▸ The request:
Filter the entries that follow, copying every line in which the word "Ministarstvo" appears.
··· Supplied material ···
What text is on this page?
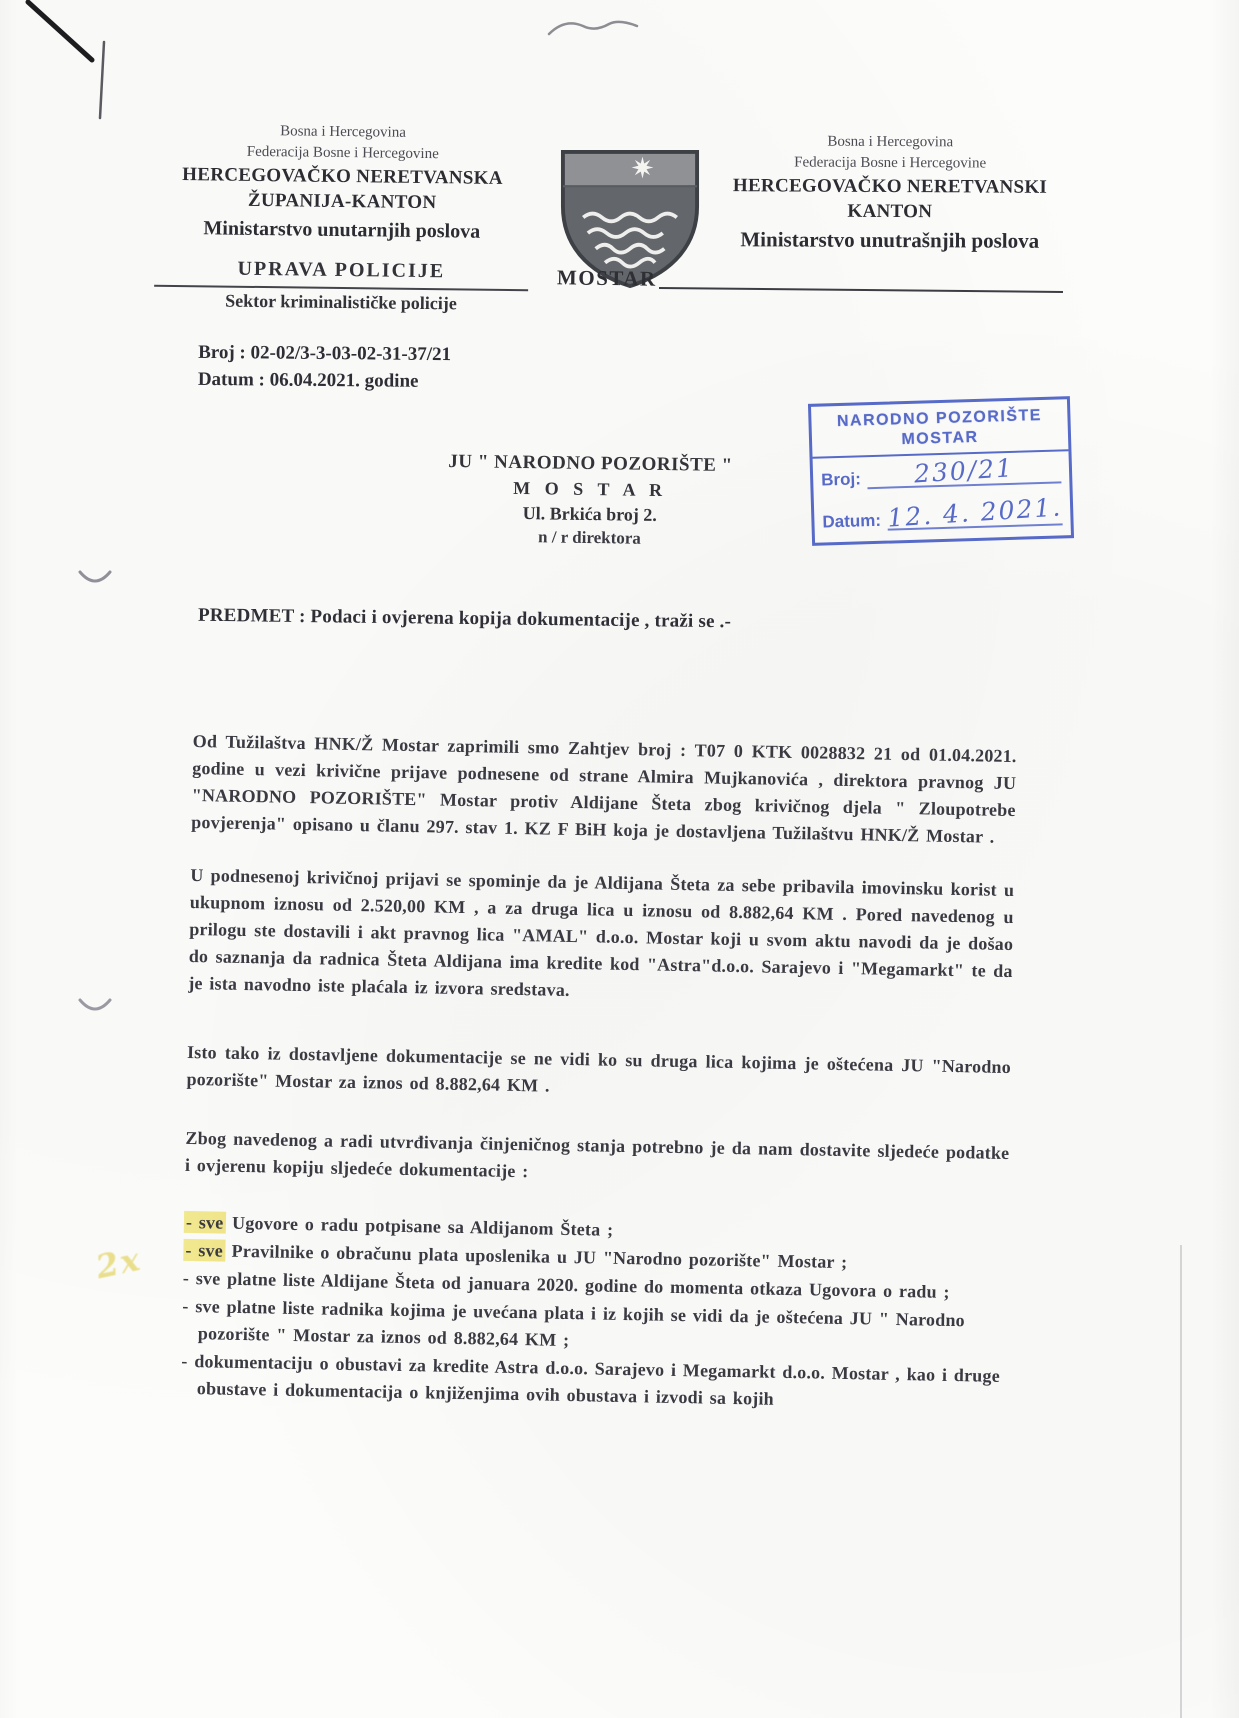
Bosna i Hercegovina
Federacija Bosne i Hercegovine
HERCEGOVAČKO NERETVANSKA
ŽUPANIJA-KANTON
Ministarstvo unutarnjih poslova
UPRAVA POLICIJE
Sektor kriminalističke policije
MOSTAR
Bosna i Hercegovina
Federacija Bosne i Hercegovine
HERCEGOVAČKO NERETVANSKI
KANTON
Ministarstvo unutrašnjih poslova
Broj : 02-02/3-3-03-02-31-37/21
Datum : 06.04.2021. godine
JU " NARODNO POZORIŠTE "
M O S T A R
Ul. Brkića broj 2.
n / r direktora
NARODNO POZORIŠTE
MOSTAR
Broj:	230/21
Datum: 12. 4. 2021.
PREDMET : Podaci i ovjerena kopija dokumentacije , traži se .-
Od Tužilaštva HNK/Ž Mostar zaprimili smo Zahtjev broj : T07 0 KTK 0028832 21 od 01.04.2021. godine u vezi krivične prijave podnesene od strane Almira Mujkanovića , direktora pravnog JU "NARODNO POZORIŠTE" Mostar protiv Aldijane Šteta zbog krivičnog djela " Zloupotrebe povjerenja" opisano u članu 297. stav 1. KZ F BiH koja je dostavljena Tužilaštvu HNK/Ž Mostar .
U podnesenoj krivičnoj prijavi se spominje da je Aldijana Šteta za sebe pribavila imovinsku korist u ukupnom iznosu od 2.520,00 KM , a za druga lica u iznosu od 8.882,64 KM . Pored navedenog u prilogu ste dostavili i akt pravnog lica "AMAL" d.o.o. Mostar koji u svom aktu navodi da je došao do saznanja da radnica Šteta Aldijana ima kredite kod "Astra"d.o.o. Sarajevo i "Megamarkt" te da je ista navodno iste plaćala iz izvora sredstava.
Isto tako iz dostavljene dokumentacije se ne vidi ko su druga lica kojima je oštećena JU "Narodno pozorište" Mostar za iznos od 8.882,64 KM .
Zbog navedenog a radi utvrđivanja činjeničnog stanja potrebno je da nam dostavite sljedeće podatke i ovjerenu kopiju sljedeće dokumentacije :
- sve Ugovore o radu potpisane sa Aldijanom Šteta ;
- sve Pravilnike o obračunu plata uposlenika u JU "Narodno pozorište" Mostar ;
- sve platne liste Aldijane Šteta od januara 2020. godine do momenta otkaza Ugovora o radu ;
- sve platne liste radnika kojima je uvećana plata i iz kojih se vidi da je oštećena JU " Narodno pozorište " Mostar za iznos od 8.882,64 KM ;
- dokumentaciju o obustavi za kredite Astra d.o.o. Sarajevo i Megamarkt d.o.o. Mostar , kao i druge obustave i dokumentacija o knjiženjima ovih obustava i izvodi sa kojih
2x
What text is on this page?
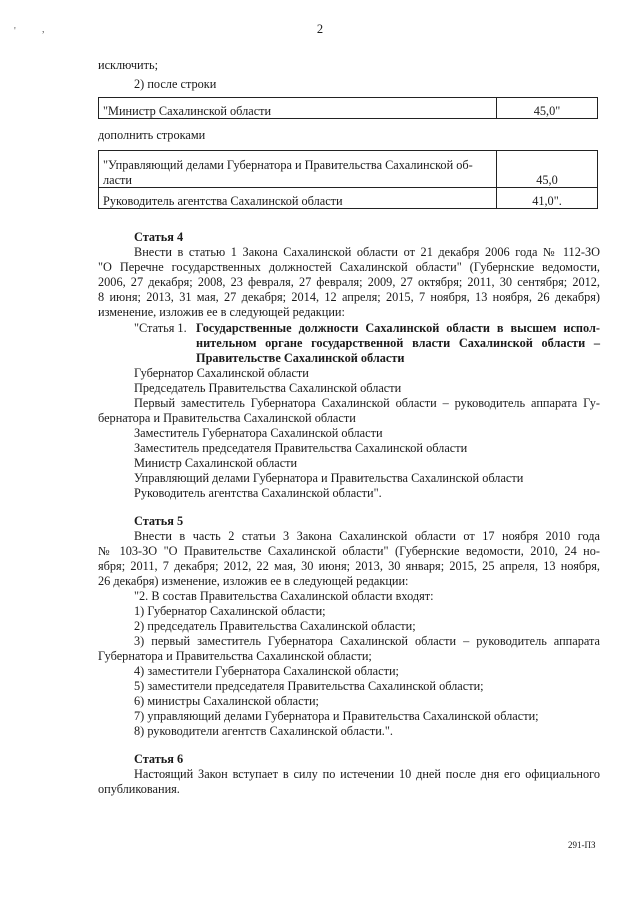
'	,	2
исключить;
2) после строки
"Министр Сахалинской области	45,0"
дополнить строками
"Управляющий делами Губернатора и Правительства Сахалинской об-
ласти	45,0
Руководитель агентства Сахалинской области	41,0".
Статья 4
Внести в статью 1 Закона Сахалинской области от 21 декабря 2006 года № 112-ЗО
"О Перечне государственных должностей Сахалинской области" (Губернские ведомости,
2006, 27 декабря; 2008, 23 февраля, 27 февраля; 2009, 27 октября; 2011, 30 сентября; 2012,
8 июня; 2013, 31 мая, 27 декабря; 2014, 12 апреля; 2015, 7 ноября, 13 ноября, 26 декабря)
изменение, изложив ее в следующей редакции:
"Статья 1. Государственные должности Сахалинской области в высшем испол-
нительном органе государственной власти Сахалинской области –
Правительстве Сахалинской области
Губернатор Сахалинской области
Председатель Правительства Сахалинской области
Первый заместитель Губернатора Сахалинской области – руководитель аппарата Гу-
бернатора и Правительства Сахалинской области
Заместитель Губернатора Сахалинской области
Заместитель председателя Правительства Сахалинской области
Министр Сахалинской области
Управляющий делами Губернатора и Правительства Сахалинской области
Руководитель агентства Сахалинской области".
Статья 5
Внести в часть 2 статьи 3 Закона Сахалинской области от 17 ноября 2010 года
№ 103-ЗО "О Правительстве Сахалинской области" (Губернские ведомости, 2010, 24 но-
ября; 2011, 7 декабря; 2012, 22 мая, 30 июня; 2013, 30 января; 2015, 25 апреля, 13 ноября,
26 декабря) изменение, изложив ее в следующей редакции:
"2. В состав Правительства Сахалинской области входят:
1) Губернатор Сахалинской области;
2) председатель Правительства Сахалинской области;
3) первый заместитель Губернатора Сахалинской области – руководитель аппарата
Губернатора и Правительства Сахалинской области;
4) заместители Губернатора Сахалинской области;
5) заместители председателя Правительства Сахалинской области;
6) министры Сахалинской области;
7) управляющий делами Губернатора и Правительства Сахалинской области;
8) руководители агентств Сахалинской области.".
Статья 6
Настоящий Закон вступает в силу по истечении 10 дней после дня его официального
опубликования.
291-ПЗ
···
▸ Correct response:
Ministarstvo unutarnjih poslova
Ministarstvo unutrašnjih poslova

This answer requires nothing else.